Copy the data exactly as it appears, and do not include any pictures.

─── Source material ───

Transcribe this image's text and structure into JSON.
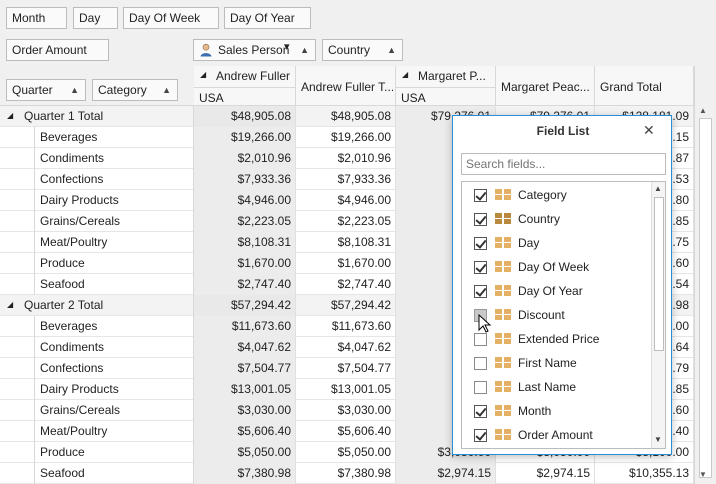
{
  "filter_fields": [
    "Month",
    "Day",
    "Day Of Week",
    "Day Of Year"
  ],
  "data_fields": [
    "Order Amount"
  ],
  "column_fields": [
    "Sales Person",
    "Country"
  ],
  "row_fields": [
    "Quarter",
    "Category"
  ],
  "column_headers": {
    "andrew": "Andrew Fuller",
    "andrew_total": "Andrew Fuller T...",
    "margaret": "Margaret P...",
    "margaret_total": "Margaret Peac...",
    "grand_total": "Grand Total",
    "country_usa": "USA"
  },
  "rows": [
    {
      "label": "Quarter 1 Total",
      "total": true,
      "c1": "$48,905.08",
      "c2": "$48,905.08",
      "c3": "$79,276.01",
      "c4": "$79,276.01",
      "c5": "$128,181.09"
    },
    {
      "label": "Beverages",
      "c1": "$19,266.00",
      "c2": "$19,266.00",
      "c3": "$23",
      "c4": "",
      "c5": ".15"
    },
    {
      "label": "Condiments",
      "c1": "$2,010.96",
      "c2": "$2,010.96",
      "c3": "$2",
      "c4": "",
      "c5": ".87"
    },
    {
      "label": "Confections",
      "c1": "$7,933.36",
      "c2": "$7,933.36",
      "c3": "$11",
      "c4": "",
      "c5": ".53"
    },
    {
      "label": "Dairy Products",
      "c1": "$4,946.00",
      "c2": "$4,946.00",
      "c3": "$13",
      "c4": "",
      "c5": ".80"
    },
    {
      "label": "Grains/Cereals",
      "c1": "$2,223.05",
      "c2": "$2,223.05",
      "c3": "$5",
      "c4": "",
      "c5": ".85"
    },
    {
      "label": "Meat/Poultry",
      "c1": "$8,108.31",
      "c2": "$8,108.31",
      "c3": "$5",
      "c4": "",
      "c5": ".75"
    },
    {
      "label": "Produce",
      "c1": "$1,670.00",
      "c2": "$1,670.00",
      "c3": "$5",
      "c4": "",
      "c5": ".60"
    },
    {
      "label": "Seafood",
      "c1": "$2,747.40",
      "c2": "$2,747.40",
      "c3": "$7",
      "c4": "",
      "c5": ".54"
    },
    {
      "label": "Quarter 2 Total",
      "total": true,
      "c1": "$57,294.42",
      "c2": "$57,294.42",
      "c3": "$40",
      "c4": "",
      "c5": ".98"
    },
    {
      "label": "Beverages",
      "c1": "$11,673.60",
      "c2": "$11,673.60",
      "c3": "$6",
      "c4": "",
      "c5": ".00"
    },
    {
      "label": "Condiments",
      "c1": "$4,047.62",
      "c2": "$4,047.62",
      "c3": "$4",
      "c4": "",
      "c5": ".64"
    },
    {
      "label": "Confections",
      "c1": "$7,504.77",
      "c2": "$7,504.77",
      "c3": "$4",
      "c4": "",
      "c5": ".79"
    },
    {
      "label": "Dairy Products",
      "c1": "$13,001.05",
      "c2": "$13,001.05",
      "c3": "$9",
      "c4": "",
      "c5": ".85"
    },
    {
      "label": "Grains/Cereals",
      "c1": "$3,030.00",
      "c2": "$3,030.00",
      "c3": "$1",
      "c4": "",
      "c5": ".60"
    },
    {
      "label": "Meat/Poultry",
      "c1": "$5,606.40",
      "c2": "$5,606.40",
      "c3": "$5",
      "c4": "",
      "c5": ".40"
    },
    {
      "label": "Produce",
      "c1": "$5,050.00",
      "c2": "$5,050.00",
      "c3": "$3,050.00",
      "c4": "$3,050.00",
      "c5": "$8,100.00"
    },
    {
      "label": "Seafood",
      "c1": "$7,380.98",
      "c2": "$7,380.98",
      "c3": "$2,974.15",
      "c4": "$2,974.15",
      "c5": "$10,355.13"
    }
  ],
  "field_list": {
    "title": "Field List",
    "close_glyph": "✕",
    "search_placeholder": "Search fields...",
    "items": [
      {
        "label": "Category",
        "checked": true,
        "icon": "dimension-icon"
      },
      {
        "label": "Country",
        "checked": true,
        "icon": "dimension-dark-icon"
      },
      {
        "label": "Day",
        "checked": true,
        "icon": "dimension-icon"
      },
      {
        "label": "Day Of Week",
        "checked": true,
        "icon": "dimension-icon"
      },
      {
        "label": "Day Of Year",
        "checked": true,
        "icon": "dimension-icon"
      },
      {
        "label": "Discount",
        "checked": false,
        "hover": true,
        "icon": "dimension-icon"
      },
      {
        "label": "Extended Price",
        "checked": false,
        "icon": "dimension-icon"
      },
      {
        "label": "First Name",
        "checked": false,
        "icon": "dimension-icon"
      },
      {
        "label": "Last Name",
        "checked": false,
        "icon": "dimension-icon"
      },
      {
        "label": "Month",
        "checked": true,
        "icon": "dimension-icon"
      },
      {
        "label": "Order Amount",
        "checked": true,
        "icon": "dimension-icon"
      }
    ]
  },
  "glyphs": {
    "collapse": "◢",
    "sort_up": "▲",
    "sort_down": "▼",
    "filter": "▾",
    "scroll_up": "▲",
    "scroll_down": "▼"
  }
}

───

Task answer —
Transcribe this image's text and structure into JSON.
{
  "filter_fields": [
    "Month",
    "Day",
    "Day Of Week",
    "Day Of Year"
  ],
  "data_fields": [
    "Order Amount"
  ],
  "column_fields": [
    "Sales Person",
    "Country"
  ],
  "row_fields": [
    "Quarter",
    "Category"
  ],
  "column_headers": {
    "andrew": "Andrew Fuller",
    "andrew_total": "Andrew Fuller T...",
    "margaret": "Margaret P...",
    "margaret_total": "Margaret Peac...",
    "grand_total": "Grand Total",
    "country_usa": "USA"
  },
  "rows": [
    {
      "label": "Quarter 1 Total",
      "total": true,
      "c1": "$48,905.08",
      "c2": "$48,905.08",
      "c3": "$79,276.01",
      "c4": "$79,276.01",
      "c5": "$128,181.09"
    },
    {
      "label": "Beverages",
      "c1": "$19,266.00",
      "c2": "$19,266.00",
      "c3": "$23",
      "c4": "",
      "c5": ".15"
    },
    {
      "label": "Condiments",
      "c1": "$2,010.96",
      "c2": "$2,010.96",
      "c3": "$2",
      "c4": "",
      "c5": ".87"
    },
    {
      "label": "Confections",
      "c1": "$7,933.36",
      "c2": "$7,933.36",
      "c3": "$11",
      "c4": "",
      "c5": ".53"
    },
    {
      "label": "Dairy Products",
      "c1": "$4,946.00",
      "c2": "$4,946.00",
      "c3": "$13",
      "c4": "",
      "c5": ".80"
    },
    {
      "label": "Grains/Cereals",
      "c1": "$2,223.05",
      "c2": "$2,223.05",
      "c3": "$5",
      "c4": "",
      "c5": ".85"
    },
    {
      "label": "Meat/Poultry",
      "c1": "$8,108.31",
      "c2": "$8,108.31",
      "c3": "$5",
      "c4": "",
      "c5": ".75"
    },
    {
      "label": "Produce",
      "c1": "$1,670.00",
      "c2": "$1,670.00",
      "c3": "$5",
      "c4": "",
      "c5": ".60"
    },
    {
      "label": "Seafood",
      "c1": "$2,747.40",
      "c2": "$2,747.40",
      "c3": "$7",
      "c4": "",
      "c5": ".54"
    },
    {
      "label": "Quarter 2 Total",
      "total": true,
      "c1": "$57,294.42",
      "c2": "$57,294.42",
      "c3": "$40",
      "c4": "",
      "c5": ".98"
    },
    {
      "label": "Beverages",
      "c1": "$11,673.60",
      "c2": "$11,673.60",
      "c3": "$6",
      "c4": "",
      "c5": ".00"
    },
    {
      "label": "Condiments",
      "c1": "$4,047.62",
      "c2": "$4,047.62",
      "c3": "$4",
      "c4": "",
      "c5": ".64"
    },
    {
      "label": "Confections",
      "c1": "$7,504.77",
      "c2": "$7,504.77",
      "c3": "$4",
      "c4": "",
      "c5": ".79"
    },
    {
      "label": "Dairy Products",
      "c1": "$13,001.05",
      "c2": "$13,001.05",
      "c3": "$9",
      "c4": "",
      "c5": ".85"
    },
    {
      "label": "Grains/Cereals",
      "c1": "$3,030.00",
      "c2": "$3,030.00",
      "c3": "$1",
      "c4": "",
      "c5": ".60"
    },
    {
      "label": "Meat/Poultry",
      "c1": "$5,606.40",
      "c2": "$5,606.40",
      "c3": "$5",
      "c4": "",
      "c5": ".40"
    },
    {
      "label": "Produce",
      "c1": "$5,050.00",
      "c2": "$5,050.00",
      "c3": "$3,050.00",
      "c4": "$3,050.00",
      "c5": "$8,100.00"
    },
    {
      "label": "Seafood",
      "c1": "$7,380.98",
      "c2": "$7,380.98",
      "c3": "$2,974.15",
      "c4": "$2,974.15",
      "c5": "$10,355.13"
    }
  ],
  "field_list": {
    "title": "Field List",
    "close_glyph": "✕",
    "search_placeholder": "Search fields...",
    "items": [
      {
        "label": "Category",
        "checked": true,
        "icon": "dimension-icon"
      },
      {
        "label": "Country",
        "checked": true,
        "icon": "dimension-dark-icon"
      },
      {
        "label": "Day",
        "checked": true,
        "icon": "dimension-icon"
      },
      {
        "label": "Day Of Week",
        "checked": true,
        "icon": "dimension-icon"
      },
      {
        "label": "Day Of Year",
        "checked": true,
        "icon": "dimension-icon"
      },
      {
        "label": "Discount",
        "checked": false,
        "hover": true,
        "icon": "dimension-icon"
      },
      {
        "label": "Extended Price",
        "checked": false,
        "icon": "dimension-icon"
      },
      {
        "label": "First Name",
        "checked": false,
        "icon": "dimension-icon"
      },
      {
        "label": "Last Name",
        "checked": false,
        "icon": "dimension-icon"
      },
      {
        "label": "Month",
        "checked": true,
        "icon": "dimension-icon"
      },
      {
        "label": "Order Amount",
        "checked": true,
        "icon": "dimension-icon"
      }
    ]
  },
  "glyphs": {
    "collapse": "◢",
    "sort_up": "▲",
    "sort_down": "▼",
    "filter": "▾",
    "scroll_up": "▲",
    "scroll_down": "▼"
  }
}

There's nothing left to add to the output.